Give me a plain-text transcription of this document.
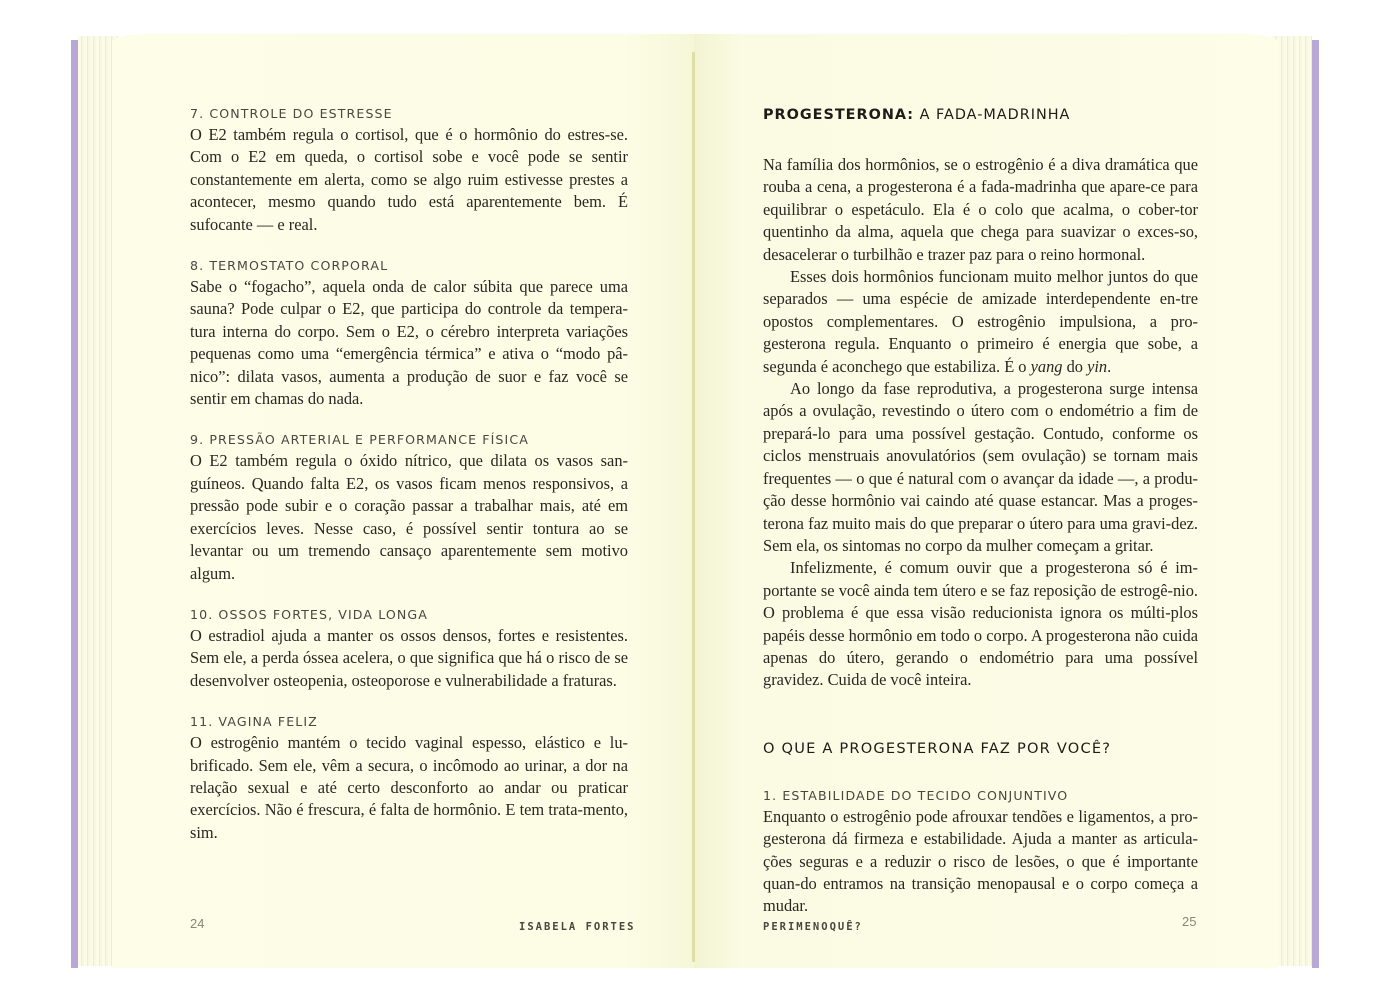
7. CONTROLE DO ESTRESSE

O E2 também regula o cortisol, que é o hormônio do estres-se. Com o E2 em queda, o cortisol sobe e você pode se sentir constantemente em alerta, como se algo ruim estivesse prestes a acontecer, mesmo quando tudo está aparentemente bem. É sufocante — e real.

8. TERMOSTATO CORPORAL

Sabe o “fogacho”, aquela onda de calor súbita que parece uma sauna? Pode culpar o E2, que participa do controle da tempera-tura interna do corpo. Sem o E2, o cérebro interpreta variações pequenas como uma “emergência térmica” e ativa o “modo pâ-nico”: dilata vasos, aumenta a produção de suor e faz você se sentir em chamas do nada.

9. PRESSÃO ARTERIAL E PERFORMANCE FÍSICA

O E2 também regula o óxido nítrico, que dilata os vasos san-guíneos. Quando falta E2, os vasos ficam menos responsivos, a pressão pode subir e o coração passar a trabalhar mais, até em exercícios leves. Nesse caso, é possível sentir tontura ao se levantar ou um tremendo cansaço aparentemente sem motivo algum.

10. OSSOS FORTES, VIDA LONGA

O estradiol ajuda a manter os ossos densos, fortes e resistentes. Sem ele, a perda óssea acelera, o que significa que há o risco de se desenvolver osteopenia, osteoporose e vulnerabilidade a fraturas.

11. VAGINA FELIZ

O estrogênio mantém o tecido vaginal espesso, elástico e lu-brificado. Sem ele, vêm a secura, o incômodo ao urinar, a dor na relação sexual e até certo desconforto ao andar ou praticar exercícios. Não é frescura, é falta de hormônio. E tem trata-mento, sim.

24	ISABELA FORTES

PROGESTERONA: A FADA-MADRINHA

Na família dos hormônios, se o estrogênio é a diva dramática que rouba a cena, a progesterona é a fada-madrinha que apare-ce para equilibrar o espetáculo. Ela é o colo que acalma, o cober-tor quentinho da alma, aquela que chega para suavizar o exces-so, desacelerar o turbilhão e trazer paz para o reino hormonal.

Esses dois hormônios funcionam muito melhor juntos do que separados — uma espécie de amizade interdependente en-tre opostos complementares. O estrogênio impulsiona, a pro-gesterona regula. Enquanto o primeiro é energia que sobe, a segunda é aconchego que estabiliza. É o yang do yin.

Ao longo da fase reprodutiva, a progesterona surge intensa após a ovulação, revestindo o útero com o endométrio a fim de prepará-lo para uma possível gestação. Contudo, conforme os ciclos menstruais anovulatórios (sem ovulação) se tornam mais frequentes — o que é natural com o avançar da idade —, a produ-ção desse hormônio vai caindo até quase estancar. Mas a proges-terona faz muito mais do que preparar o útero para uma gravi-dez. Sem ela, os sintomas no corpo da mulher começam a gritar.

Infelizmente, é comum ouvir que a progesterona só é im-portante se você ainda tem útero e se faz reposição de estrogê-nio. O problema é que essa visão reducionista ignora os múlti-plos papéis desse hormônio em todo o corpo. A progesterona não cuida apenas do útero, gerando o endométrio para uma possível gravidez. Cuida de você inteira.

O QUE A PROGESTERONA FAZ POR VOCÊ?

1. ESTABILIDADE DO TECIDO CONJUNTIVO

Enquanto o estrogênio pode afrouxar tendões e ligamentos, a pro-gesterona dá firmeza e estabilidade. Ajuda a manter as articula-ções seguras e a reduzir o risco de lesões, o que é importante quan-do entramos na transição menopausal e o corpo começa a mudar.

PERIMENOQUÊ?	25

□ □ □ □

Requirements
Transcribe the listing in full and omit the pictures.

Finished answer
Give me a plain-text transcription of this document.
7. CONTROLE DO ESTRESSE

O E2 também regula o cortisol, que é o hormônio do estres-se. Com o E2 em queda, o cortisol sobe e você pode se sentir constantemente em alerta, como se algo ruim estivesse prestes a acontecer, mesmo quando tudo está aparentemente bem. É sufocante — e real.

8. TERMOSTATO CORPORAL

Sabe o “fogacho”, aquela onda de calor súbita que parece uma sauna? Pode culpar o E2, que participa do controle da tempera-tura interna do corpo. Sem o E2, o cérebro interpreta variações pequenas como uma “emergência térmica” e ativa o “modo pâ-nico”: dilata vasos, aumenta a produção de suor e faz você se sentir em chamas do nada.

9. PRESSÃO ARTERIAL E PERFORMANCE FÍSICA

O E2 também regula o óxido nítrico, que dilata os vasos san-guíneos. Quando falta E2, os vasos ficam menos responsivos, a pressão pode subir e o coração passar a trabalhar mais, até em exercícios leves. Nesse caso, é possível sentir tontura ao se levantar ou um tremendo cansaço aparentemente sem motivo algum.

10. OSSOS FORTES, VIDA LONGA

O estradiol ajuda a manter os ossos densos, fortes e resistentes. Sem ele, a perda óssea acelera, o que significa que há o risco de se desenvolver osteopenia, osteoporose e vulnerabilidade a fraturas.

11. VAGINA FELIZ

O estrogênio mantém o tecido vaginal espesso, elástico e lu-brificado. Sem ele, vêm a secura, o incômodo ao urinar, a dor na relação sexual e até certo desconforto ao andar ou praticar exercícios. Não é frescura, é falta de hormônio. E tem trata-mento, sim.

24	ISABELA FORTES

PROGESTERONA: A FADA-MADRINHA

Na família dos hormônios, se o estrogênio é a diva dramática que rouba a cena, a progesterona é a fada-madrinha que apare-ce para equilibrar o espetáculo. Ela é o colo que acalma, o cober-tor quentinho da alma, aquela que chega para suavizar o exces-so, desacelerar o turbilhão e trazer paz para o reino hormonal.

Esses dois hormônios funcionam muito melhor juntos do que separados — uma espécie de amizade interdependente en-tre opostos complementares. O estrogênio impulsiona, a pro-gesterona regula. Enquanto o primeiro é energia que sobe, a segunda é aconchego que estabiliza. É o yang do yin.

Ao longo da fase reprodutiva, a progesterona surge intensa após a ovulação, revestindo o útero com o endométrio a fim de prepará-lo para uma possível gestação. Contudo, conforme os ciclos menstruais anovulatórios (sem ovulação) se tornam mais frequentes — o que é natural com o avançar da idade —, a produ-ção desse hormônio vai caindo até quase estancar. Mas a proges-terona faz muito mais do que preparar o útero para uma gravi-dez. Sem ela, os sintomas no corpo da mulher começam a gritar.

Infelizmente, é comum ouvir que a progesterona só é im-portante se você ainda tem útero e se faz reposição de estrogê-nio. O problema é que essa visão reducionista ignora os múlti-plos papéis desse hormônio em todo o corpo. A progesterona não cuida apenas do útero, gerando o endométrio para uma possível gravidez. Cuida de você inteira.

O QUE A PROGESTERONA FAZ POR VOCÊ?

1. ESTABILIDADE DO TECIDO CONJUNTIVO

Enquanto o estrogênio pode afrouxar tendões e ligamentos, a pro-gesterona dá firmeza e estabilidade. Ajuda a manter as articula-ções seguras e a reduzir o risco de lesões, o que é importante quan-do entramos na transição menopausal e o corpo começa a mudar.

PERIMENOQUÊ?	25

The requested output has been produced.